***** Estratto del documento
Wade Briggs è un Harlan perfetto: sopra le righe nella prima parte del film, risoluto nella seconda. Stuart Martin ci regala un comandante Kurjak carismatico e duro, un uomo con un profondo senso dell’onore, anche e soprattutto in tempo di guerra. Tesla è spietata e passionale al tempo stesso, Frida Gustavsson riesce a donare al pubblico l’eroina migliore che in quella situazione potesse esserci. Il villain appare però davvero troppo scontato, ed è – secondo il mio punto di vista – un grande neo in questa produzione.
Un plauso alla scelta di voler girare tutto il film proprio nei Balcani, rinunciando al green screen per restituire un paesaggio reale e autentico allo spettatore. Altro punto a favore è senz’altro quello di aver reso “ruividi” i personaggi: Harlan, Emil e Tesla non si fanno problemi a usare un linguaggio vero, senza tanti fronzoli. I dialoghi sono efficaci, così come lo è vedere i personaggi bere e fumare: sembra scontato, ma è un qualcosa che sta sparendo dai film di genere, sempre più attenti a non dare cattivi esempi al pubblico di giovanissimi.
**********
***** Voci
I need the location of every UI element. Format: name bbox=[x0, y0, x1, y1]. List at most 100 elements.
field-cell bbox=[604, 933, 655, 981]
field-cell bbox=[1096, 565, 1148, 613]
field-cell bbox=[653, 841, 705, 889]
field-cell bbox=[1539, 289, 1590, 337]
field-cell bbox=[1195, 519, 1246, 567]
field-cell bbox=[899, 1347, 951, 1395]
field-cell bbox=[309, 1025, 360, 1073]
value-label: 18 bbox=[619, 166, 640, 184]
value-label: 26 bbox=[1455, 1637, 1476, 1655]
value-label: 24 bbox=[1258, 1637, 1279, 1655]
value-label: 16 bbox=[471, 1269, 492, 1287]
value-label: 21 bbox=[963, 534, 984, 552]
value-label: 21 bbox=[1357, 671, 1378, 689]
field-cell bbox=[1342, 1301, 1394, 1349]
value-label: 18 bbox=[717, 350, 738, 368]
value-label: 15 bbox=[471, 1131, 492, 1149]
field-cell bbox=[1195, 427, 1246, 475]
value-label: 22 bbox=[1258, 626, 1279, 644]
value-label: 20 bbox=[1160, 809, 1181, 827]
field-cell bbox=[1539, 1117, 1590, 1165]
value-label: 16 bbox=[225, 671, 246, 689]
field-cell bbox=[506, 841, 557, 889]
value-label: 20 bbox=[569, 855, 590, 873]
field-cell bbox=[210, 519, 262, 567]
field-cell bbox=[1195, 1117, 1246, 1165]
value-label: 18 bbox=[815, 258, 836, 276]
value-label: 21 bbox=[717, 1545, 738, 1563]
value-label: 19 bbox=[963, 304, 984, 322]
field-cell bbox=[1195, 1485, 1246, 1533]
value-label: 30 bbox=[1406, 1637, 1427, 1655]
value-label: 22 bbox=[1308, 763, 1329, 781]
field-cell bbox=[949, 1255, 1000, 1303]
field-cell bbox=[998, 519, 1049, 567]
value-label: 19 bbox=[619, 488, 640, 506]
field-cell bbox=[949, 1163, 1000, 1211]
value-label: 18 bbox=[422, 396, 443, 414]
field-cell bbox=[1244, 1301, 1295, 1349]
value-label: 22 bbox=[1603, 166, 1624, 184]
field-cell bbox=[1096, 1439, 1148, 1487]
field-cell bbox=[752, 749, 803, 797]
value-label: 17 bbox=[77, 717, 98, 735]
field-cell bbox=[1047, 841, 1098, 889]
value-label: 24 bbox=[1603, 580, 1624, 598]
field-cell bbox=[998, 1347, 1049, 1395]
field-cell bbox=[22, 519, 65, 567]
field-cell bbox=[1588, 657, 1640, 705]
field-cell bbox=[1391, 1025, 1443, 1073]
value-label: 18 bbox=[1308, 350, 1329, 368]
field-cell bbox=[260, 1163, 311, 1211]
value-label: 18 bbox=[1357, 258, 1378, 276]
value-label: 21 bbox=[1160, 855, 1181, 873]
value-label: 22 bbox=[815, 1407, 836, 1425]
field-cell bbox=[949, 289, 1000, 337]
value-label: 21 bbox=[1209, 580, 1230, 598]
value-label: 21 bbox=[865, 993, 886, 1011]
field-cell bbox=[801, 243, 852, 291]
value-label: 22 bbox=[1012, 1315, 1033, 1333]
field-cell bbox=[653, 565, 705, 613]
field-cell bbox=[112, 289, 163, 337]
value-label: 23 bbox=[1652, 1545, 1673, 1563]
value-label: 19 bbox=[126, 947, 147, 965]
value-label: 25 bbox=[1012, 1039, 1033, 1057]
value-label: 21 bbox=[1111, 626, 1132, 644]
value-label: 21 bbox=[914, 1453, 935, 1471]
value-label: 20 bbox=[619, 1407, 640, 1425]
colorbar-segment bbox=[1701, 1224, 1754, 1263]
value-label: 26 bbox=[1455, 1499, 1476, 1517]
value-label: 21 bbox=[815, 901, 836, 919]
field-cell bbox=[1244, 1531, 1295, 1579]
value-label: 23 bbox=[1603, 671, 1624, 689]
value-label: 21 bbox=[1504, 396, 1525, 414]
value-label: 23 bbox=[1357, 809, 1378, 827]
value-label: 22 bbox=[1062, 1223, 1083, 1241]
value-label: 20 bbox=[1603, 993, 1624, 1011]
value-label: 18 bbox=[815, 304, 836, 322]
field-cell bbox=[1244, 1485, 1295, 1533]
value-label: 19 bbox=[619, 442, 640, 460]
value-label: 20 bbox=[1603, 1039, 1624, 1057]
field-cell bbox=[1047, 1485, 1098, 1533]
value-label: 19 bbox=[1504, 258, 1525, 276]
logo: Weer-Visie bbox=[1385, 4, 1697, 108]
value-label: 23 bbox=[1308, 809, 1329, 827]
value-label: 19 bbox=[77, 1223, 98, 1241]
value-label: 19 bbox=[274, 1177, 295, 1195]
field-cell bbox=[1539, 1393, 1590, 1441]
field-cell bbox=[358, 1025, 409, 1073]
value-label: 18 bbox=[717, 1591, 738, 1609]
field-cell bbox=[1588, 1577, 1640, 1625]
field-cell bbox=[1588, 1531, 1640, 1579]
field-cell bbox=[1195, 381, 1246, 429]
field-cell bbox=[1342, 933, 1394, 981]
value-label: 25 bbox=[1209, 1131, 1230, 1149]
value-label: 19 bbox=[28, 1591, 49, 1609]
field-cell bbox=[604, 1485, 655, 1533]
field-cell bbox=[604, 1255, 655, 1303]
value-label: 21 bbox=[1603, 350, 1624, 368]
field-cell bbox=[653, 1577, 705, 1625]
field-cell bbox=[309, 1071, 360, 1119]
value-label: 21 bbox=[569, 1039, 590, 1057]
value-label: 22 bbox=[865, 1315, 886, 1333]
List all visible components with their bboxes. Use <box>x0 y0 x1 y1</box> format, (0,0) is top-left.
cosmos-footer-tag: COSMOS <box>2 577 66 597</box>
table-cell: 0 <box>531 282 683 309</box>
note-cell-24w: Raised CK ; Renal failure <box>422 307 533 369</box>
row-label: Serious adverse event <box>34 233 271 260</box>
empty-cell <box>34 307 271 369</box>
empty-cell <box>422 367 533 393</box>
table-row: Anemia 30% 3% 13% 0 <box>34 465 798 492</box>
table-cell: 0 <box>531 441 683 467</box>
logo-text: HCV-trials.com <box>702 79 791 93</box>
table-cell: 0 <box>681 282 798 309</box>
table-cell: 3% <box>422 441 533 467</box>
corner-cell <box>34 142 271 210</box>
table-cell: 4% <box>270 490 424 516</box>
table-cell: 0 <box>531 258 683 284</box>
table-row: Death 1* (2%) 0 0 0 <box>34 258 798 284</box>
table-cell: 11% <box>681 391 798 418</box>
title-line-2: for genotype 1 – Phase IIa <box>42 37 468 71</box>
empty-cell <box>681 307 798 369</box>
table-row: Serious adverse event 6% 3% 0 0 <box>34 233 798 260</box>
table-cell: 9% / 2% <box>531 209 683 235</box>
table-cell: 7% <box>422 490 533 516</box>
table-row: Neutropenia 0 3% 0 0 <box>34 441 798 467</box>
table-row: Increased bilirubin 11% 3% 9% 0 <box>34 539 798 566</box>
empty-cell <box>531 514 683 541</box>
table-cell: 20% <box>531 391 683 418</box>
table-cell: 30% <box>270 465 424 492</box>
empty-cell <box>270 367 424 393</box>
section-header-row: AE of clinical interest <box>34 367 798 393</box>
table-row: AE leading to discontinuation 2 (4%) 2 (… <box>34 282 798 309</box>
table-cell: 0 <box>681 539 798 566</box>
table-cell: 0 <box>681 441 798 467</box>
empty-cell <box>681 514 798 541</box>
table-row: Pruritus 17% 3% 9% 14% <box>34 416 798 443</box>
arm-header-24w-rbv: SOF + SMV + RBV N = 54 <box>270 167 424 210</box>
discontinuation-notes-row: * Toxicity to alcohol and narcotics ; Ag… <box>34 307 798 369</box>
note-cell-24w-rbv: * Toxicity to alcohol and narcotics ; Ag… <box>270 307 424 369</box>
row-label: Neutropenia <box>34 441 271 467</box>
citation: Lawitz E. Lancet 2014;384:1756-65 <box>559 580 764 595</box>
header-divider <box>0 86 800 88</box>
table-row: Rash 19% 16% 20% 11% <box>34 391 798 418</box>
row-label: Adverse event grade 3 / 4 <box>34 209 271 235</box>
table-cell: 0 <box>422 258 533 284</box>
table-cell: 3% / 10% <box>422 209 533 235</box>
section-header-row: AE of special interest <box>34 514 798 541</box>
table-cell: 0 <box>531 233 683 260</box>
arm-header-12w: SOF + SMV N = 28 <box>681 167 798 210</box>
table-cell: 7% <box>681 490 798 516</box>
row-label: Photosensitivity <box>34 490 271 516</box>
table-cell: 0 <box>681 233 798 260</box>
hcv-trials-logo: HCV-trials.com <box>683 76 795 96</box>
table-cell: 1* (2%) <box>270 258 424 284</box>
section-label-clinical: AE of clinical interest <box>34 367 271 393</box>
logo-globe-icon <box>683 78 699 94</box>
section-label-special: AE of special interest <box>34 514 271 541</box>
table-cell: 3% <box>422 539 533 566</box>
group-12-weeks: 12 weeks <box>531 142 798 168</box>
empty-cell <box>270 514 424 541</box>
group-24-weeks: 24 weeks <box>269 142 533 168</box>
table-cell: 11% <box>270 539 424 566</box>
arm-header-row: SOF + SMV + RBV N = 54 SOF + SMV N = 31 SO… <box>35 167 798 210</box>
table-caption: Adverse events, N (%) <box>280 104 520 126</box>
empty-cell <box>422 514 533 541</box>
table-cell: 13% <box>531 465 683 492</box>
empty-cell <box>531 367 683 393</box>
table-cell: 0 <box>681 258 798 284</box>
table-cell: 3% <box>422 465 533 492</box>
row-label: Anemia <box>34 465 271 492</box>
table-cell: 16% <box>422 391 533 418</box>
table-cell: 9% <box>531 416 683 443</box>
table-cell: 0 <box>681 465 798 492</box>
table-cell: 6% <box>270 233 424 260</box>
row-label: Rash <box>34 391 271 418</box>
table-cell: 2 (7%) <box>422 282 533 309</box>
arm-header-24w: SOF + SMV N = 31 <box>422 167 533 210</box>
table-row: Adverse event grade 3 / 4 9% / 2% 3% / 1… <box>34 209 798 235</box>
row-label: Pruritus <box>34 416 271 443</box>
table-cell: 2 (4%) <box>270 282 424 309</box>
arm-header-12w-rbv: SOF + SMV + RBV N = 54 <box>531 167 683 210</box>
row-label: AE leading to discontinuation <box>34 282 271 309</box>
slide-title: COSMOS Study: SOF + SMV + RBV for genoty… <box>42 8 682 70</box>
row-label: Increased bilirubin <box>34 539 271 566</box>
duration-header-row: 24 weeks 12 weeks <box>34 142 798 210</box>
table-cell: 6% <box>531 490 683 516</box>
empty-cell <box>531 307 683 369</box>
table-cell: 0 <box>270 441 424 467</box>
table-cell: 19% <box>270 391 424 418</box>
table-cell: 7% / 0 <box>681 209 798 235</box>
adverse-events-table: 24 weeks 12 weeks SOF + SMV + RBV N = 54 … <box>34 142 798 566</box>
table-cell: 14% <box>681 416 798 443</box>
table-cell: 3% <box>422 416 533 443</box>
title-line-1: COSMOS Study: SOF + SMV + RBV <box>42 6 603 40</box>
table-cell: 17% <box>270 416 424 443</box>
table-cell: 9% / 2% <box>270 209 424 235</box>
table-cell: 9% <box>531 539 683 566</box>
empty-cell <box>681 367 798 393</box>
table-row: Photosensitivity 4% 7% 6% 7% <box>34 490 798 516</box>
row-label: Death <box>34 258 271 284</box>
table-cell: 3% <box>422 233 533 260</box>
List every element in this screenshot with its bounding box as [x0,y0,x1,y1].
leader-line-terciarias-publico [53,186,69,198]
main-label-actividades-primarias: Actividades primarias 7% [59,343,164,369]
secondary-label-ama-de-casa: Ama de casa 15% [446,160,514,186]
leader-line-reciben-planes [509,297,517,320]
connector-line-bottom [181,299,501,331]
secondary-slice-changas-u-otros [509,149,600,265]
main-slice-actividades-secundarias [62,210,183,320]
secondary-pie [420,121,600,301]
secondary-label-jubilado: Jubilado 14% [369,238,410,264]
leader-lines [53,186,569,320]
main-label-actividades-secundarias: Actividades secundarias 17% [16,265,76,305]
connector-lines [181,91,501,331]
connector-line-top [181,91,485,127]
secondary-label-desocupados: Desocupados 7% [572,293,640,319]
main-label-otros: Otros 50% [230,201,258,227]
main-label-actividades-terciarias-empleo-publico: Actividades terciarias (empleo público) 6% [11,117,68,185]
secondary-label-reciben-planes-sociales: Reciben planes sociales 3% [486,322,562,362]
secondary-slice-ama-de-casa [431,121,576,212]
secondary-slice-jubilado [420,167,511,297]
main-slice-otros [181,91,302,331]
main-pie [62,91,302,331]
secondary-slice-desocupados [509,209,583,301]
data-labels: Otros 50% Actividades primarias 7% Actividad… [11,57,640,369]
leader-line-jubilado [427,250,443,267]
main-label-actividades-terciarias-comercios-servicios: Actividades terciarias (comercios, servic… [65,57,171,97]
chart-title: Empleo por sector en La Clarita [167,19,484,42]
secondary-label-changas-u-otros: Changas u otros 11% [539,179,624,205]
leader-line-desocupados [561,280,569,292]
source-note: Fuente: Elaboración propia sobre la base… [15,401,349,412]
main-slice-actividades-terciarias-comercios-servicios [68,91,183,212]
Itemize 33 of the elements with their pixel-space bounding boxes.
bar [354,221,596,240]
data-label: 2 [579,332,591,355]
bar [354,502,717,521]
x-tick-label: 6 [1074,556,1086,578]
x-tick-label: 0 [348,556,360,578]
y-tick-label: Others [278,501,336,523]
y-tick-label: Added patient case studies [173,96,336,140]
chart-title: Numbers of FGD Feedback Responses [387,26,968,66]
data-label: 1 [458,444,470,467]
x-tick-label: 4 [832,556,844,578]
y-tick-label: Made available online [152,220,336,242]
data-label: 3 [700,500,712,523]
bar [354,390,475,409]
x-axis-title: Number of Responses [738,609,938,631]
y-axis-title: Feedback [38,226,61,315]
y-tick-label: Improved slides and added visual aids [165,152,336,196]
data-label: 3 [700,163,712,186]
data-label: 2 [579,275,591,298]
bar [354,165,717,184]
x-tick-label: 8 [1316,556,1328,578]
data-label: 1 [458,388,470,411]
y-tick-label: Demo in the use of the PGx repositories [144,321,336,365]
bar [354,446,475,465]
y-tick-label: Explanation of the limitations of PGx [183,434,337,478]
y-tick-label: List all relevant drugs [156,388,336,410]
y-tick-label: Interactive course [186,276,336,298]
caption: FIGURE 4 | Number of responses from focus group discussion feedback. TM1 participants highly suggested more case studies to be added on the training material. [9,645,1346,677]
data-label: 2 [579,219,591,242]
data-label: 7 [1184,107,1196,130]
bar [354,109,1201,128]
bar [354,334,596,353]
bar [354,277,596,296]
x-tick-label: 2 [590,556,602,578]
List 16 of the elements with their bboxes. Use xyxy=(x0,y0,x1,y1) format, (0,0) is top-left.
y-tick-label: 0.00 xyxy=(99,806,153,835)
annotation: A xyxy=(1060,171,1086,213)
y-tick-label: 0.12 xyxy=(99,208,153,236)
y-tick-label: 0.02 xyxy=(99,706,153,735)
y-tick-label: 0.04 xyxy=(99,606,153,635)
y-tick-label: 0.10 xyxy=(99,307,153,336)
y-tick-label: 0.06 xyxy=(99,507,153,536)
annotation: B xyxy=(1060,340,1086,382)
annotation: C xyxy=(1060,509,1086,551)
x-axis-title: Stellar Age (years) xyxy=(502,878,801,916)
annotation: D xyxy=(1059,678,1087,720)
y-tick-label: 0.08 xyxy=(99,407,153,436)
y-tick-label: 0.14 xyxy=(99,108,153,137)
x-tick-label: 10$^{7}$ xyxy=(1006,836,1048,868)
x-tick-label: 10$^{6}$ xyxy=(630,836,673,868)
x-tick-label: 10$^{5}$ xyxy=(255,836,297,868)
**********
Esercizi:
1. Riporta il passo dell'estratto che va da "Un plauso alla" fino a "pubblico di giovanissimi." incluso.
2. Secondo l'estratto, dove è stato girato tutto il film?
Le voci sono state prese da un'altra fonte.

Risposte in ordine:
1.
Un plauso alla scelta di voler girare tutto il film proprio nei Balcani, rinunciando al green screen per restituire un paesaggio reale e autentico allo spettatore. Altro punto a favore è senz’altro quello di aver reso “ruividi” i personaggi: Harlan, Emil e Tesla non si fanno problemi a usare un linguaggio vero, senza tanti fronzoli. I dialoghi sono efficaci, così come lo è vedere i personaggi bere e fumare: sembra scontato, ma è un qualcosa che sta sparendo dai film di genere, sempre più attenti a non dare cattivi esempi al pubblico di giovanissimi.

2. Nei Balcani, senza ricorrere al green screen.